# Task brief
Your task is to repeat the entries underneath exactly, minus the pictures.

# Material supplied
>>>
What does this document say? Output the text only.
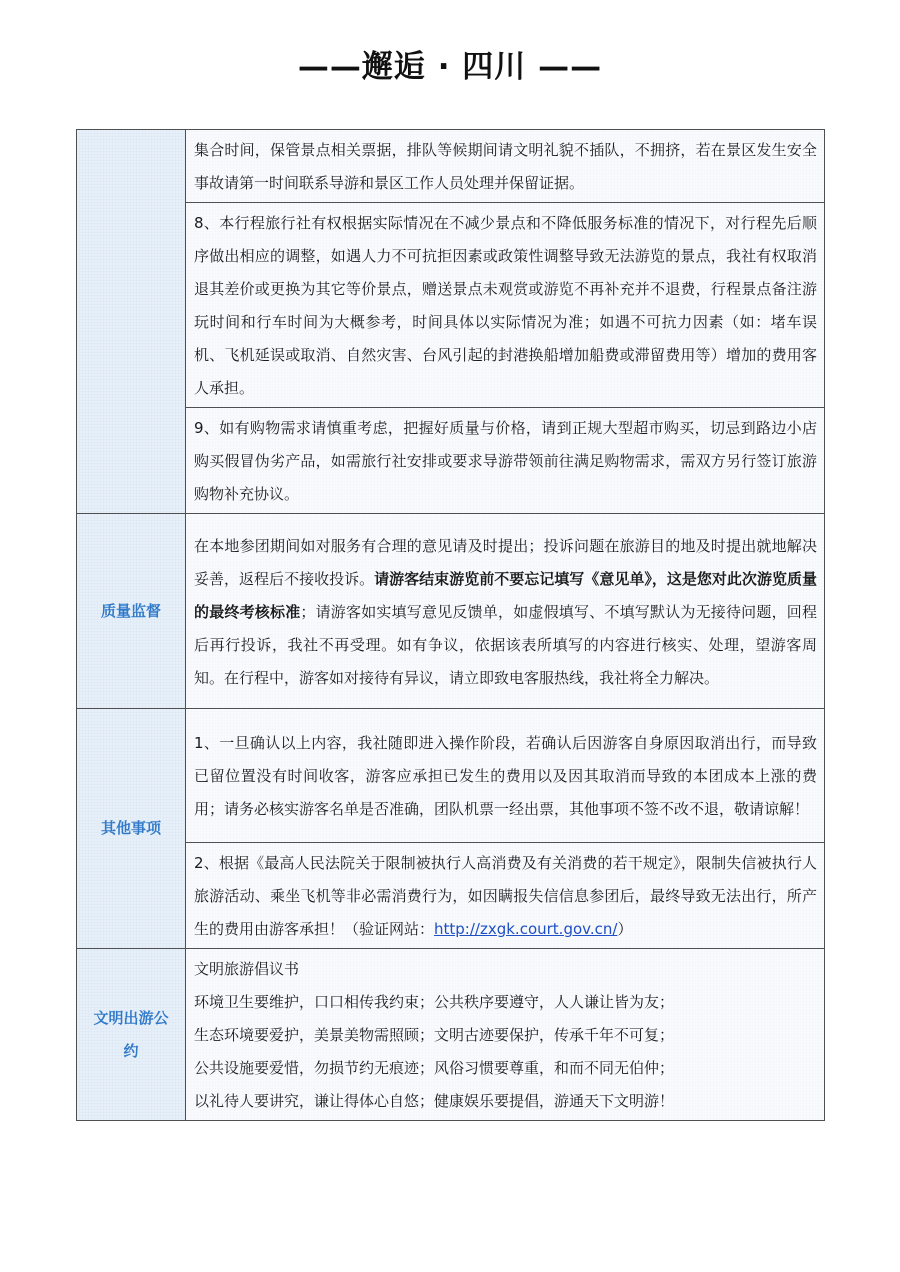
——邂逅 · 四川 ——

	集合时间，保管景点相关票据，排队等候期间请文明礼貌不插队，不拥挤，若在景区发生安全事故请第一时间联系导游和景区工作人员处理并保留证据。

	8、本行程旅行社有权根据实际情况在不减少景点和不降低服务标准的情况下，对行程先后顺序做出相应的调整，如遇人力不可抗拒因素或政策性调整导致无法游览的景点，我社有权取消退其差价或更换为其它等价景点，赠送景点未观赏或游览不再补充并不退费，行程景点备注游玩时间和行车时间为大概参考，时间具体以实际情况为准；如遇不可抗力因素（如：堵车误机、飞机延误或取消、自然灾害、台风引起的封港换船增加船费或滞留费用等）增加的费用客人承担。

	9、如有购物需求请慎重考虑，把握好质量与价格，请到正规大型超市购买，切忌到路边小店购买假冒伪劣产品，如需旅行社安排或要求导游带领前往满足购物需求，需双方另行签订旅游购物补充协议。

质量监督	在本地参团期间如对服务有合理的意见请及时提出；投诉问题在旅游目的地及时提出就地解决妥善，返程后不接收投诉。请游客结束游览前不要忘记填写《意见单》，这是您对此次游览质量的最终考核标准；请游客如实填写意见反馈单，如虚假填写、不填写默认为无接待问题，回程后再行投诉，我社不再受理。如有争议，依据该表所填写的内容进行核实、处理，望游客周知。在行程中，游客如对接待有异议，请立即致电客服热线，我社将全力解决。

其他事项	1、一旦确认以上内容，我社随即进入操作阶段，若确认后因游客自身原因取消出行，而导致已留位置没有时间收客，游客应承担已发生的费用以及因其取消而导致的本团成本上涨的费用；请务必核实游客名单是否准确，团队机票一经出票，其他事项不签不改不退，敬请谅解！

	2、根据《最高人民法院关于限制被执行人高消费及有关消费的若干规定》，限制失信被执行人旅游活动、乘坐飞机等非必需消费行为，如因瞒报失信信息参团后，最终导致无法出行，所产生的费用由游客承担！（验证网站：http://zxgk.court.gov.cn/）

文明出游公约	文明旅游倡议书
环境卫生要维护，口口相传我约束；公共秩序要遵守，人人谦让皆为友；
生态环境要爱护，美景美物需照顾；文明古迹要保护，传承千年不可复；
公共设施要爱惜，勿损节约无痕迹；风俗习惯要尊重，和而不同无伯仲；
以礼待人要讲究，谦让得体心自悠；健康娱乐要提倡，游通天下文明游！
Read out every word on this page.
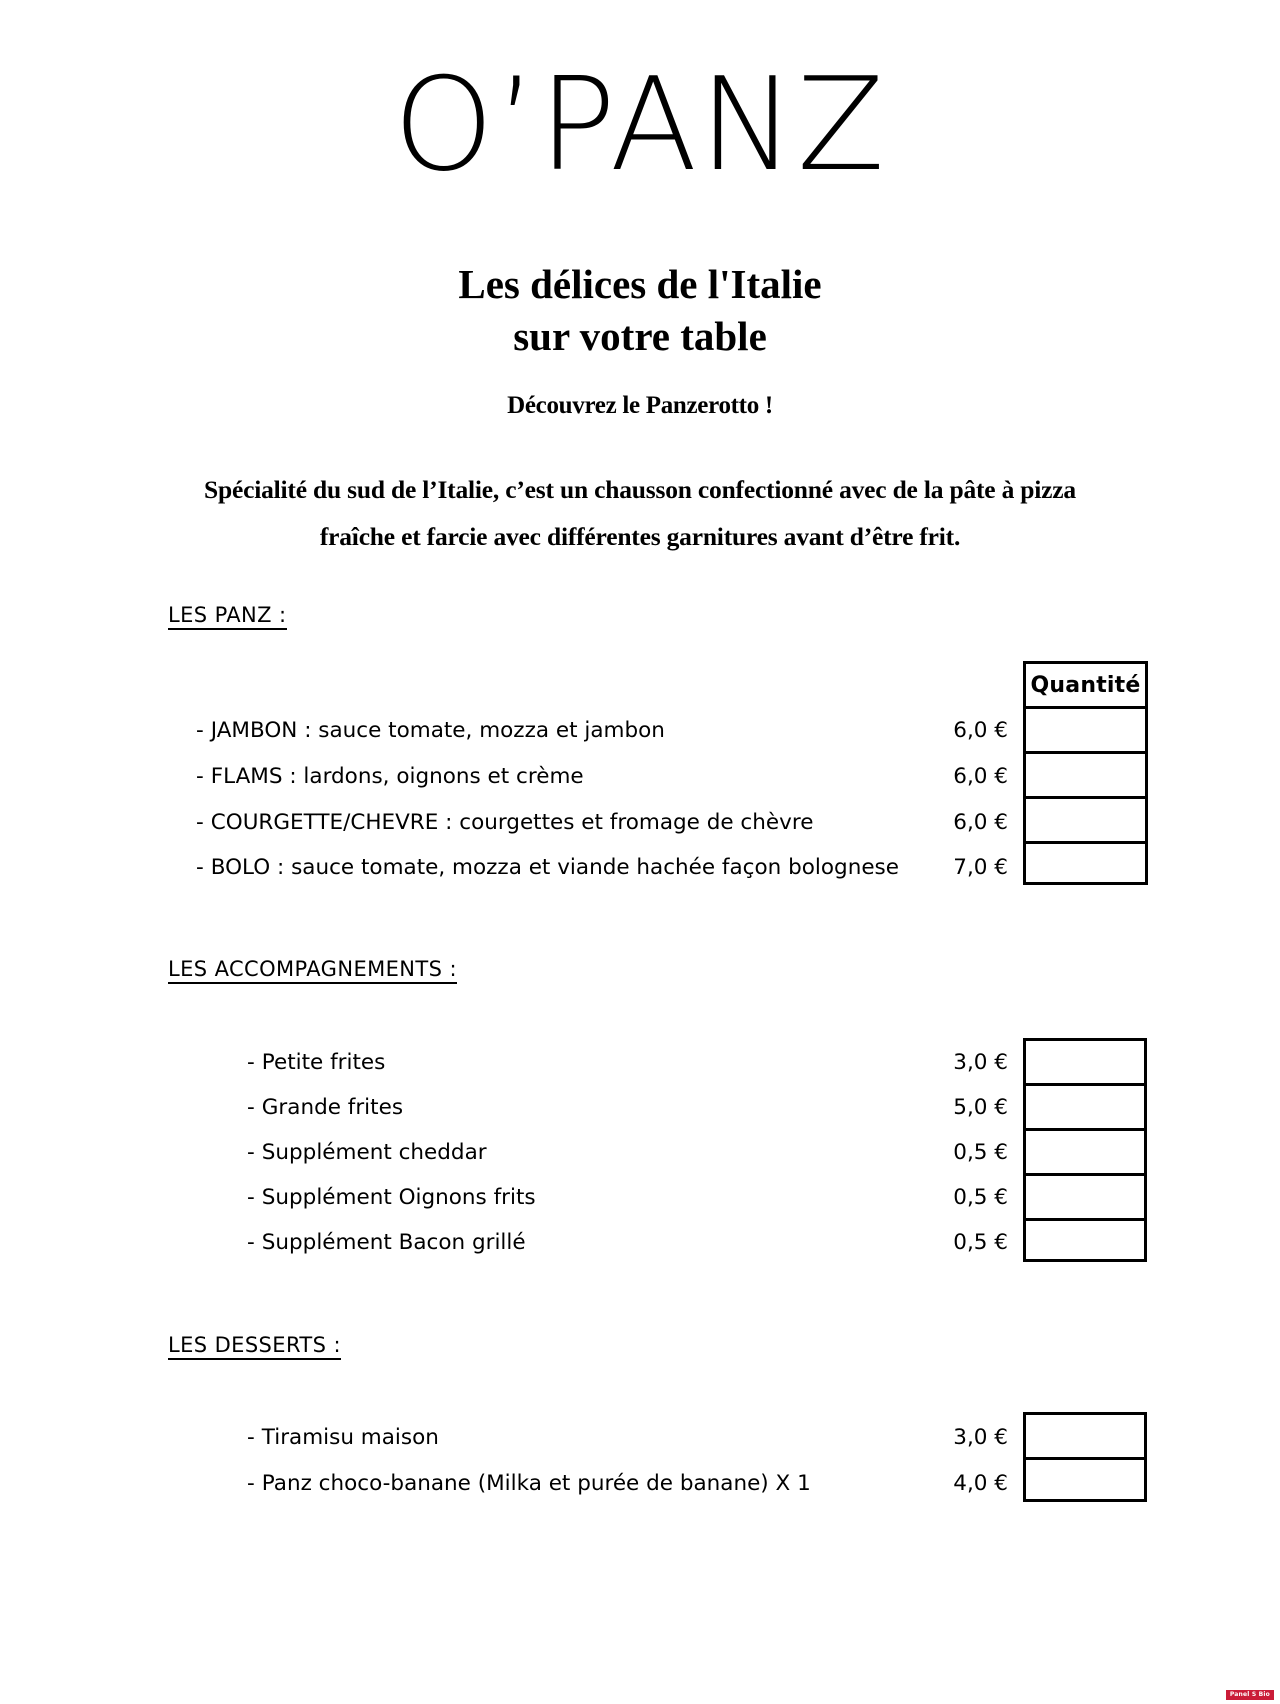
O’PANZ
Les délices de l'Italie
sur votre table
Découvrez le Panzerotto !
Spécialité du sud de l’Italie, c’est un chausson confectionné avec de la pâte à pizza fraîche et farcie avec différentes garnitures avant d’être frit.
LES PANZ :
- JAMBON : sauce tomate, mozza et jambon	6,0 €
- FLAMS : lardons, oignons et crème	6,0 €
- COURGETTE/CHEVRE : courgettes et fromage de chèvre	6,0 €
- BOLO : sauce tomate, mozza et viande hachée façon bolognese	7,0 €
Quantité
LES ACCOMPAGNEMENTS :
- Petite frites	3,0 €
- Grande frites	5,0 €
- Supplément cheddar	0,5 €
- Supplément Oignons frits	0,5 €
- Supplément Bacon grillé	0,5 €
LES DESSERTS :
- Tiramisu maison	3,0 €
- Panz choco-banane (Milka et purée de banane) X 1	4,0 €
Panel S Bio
<<<
# Answer to the exercise
What does this document say? Output the text only.
——邂逅 · 四川 ——

	集合时间，保管景点相关票据，排队等候期间请文明礼貌不插队，不拥挤，若在景区发生安全事故请第一时间联系导游和景区工作人员处理并保留证据。

	8、本行程旅行社有权根据实际情况在不减少景点和不降低服务标准的情况下，对行程先后顺序做出相应的调整，如遇人力不可抗拒因素或政策性调整导致无法游览的景点，我社有权取消退其差价或更换为其它等价景点，赠送景点未观赏或游览不再补充并不退费，行程景点备注游玩时间和行车时间为大概参考，时间具体以实际情况为准；如遇不可抗力因素（如：堵车误机、飞机延误或取消、自然灾害、台风引起的封港换船增加船费或滞留费用等）增加的费用客人承担。

	9、如有购物需求请慎重考虑，把握好质量与价格，请到正规大型超市购买，切忌到路边小店购买假冒伪劣产品，如需旅行社安排或要求导游带领前往满足购物需求，需双方另行签订旅游购物补充协议。

质量监督	在本地参团期间如对服务有合理的意见请及时提出；投诉问题在旅游目的地及时提出就地解决妥善，返程后不接收投诉。请游客结束游览前不要忘记填写《意见单》，这是您对此次游览质量的最终考核标准；请游客如实填写意见反馈单，如虚假填写、不填写默认为无接待问题，回程后再行投诉，我社不再受理。如有争议，依据该表所填写的内容进行核实、处理，望游客周知。在行程中，游客如对接待有异议，请立即致电客服热线，我社将全力解决。

其他事项	1、一旦确认以上内容，我社随即进入操作阶段，若确认后因游客自身原因取消出行，而导致已留位置没有时间收客，游客应承担已发生的费用以及因其取消而导致的本团成本上涨的费用；请务必核实游客名单是否准确，团队机票一经出票，其他事项不签不改不退，敬请谅解！

	2、根据《最高人民法院关于限制被执行人高消费及有关消费的若干规定》，限制失信被执行人旅游活动、乘坐飞机等非必需消费行为，如因瞒报失信信息参团后，最终导致无法出行，所产生的费用由游客承担！（验证网站：http://zxgk.court.gov.cn/）

文明出游公约	文明旅游倡议书
环境卫生要维护，口口相传我约束；公共秩序要遵守，人人谦让皆为友；
生态环境要爱护，美景美物需照顾；文明古迹要保护，传承千年不可复；
公共设施要爱惜，勿损节约无痕迹；风俗习惯要尊重，和而不同无伯仲；
以礼待人要讲究，谦让得体心自悠；健康娱乐要提倡，游通天下文明游！
Read out every word on this page.
O’PANZ
Les délices de l'Italie
sur votre table
Découvrez le Panzerotto !
Spécialité du sud de l’Italie, c’est un chausson confectionné avec de la pâte à pizza fraîche et farcie avec différentes garnitures avant d’être frit.
LES PANZ :
- JAMBON : sauce tomate, mozza et jambon	6,0 €
- FLAMS : lardons, oignons et crème	6,0 €
- COURGETTE/CHEVRE : courgettes et fromage de chèvre	6,0 €
- BOLO : sauce tomate, mozza et viande hachée façon bolognese	7,0 €
Quantité
LES ACCOMPAGNEMENTS :
- Petite frites	3,0 €
- Grande frites	5,0 €
- Supplément cheddar	0,5 €
- Supplément Oignons frits	0,5 €
- Supplément Bacon grillé	0,5 €
LES DESSERTS :
- Tiramisu maison	3,0 €
- Panz choco-banane (Milka et purée de banane) X 1	4,0 €
Panel S Bio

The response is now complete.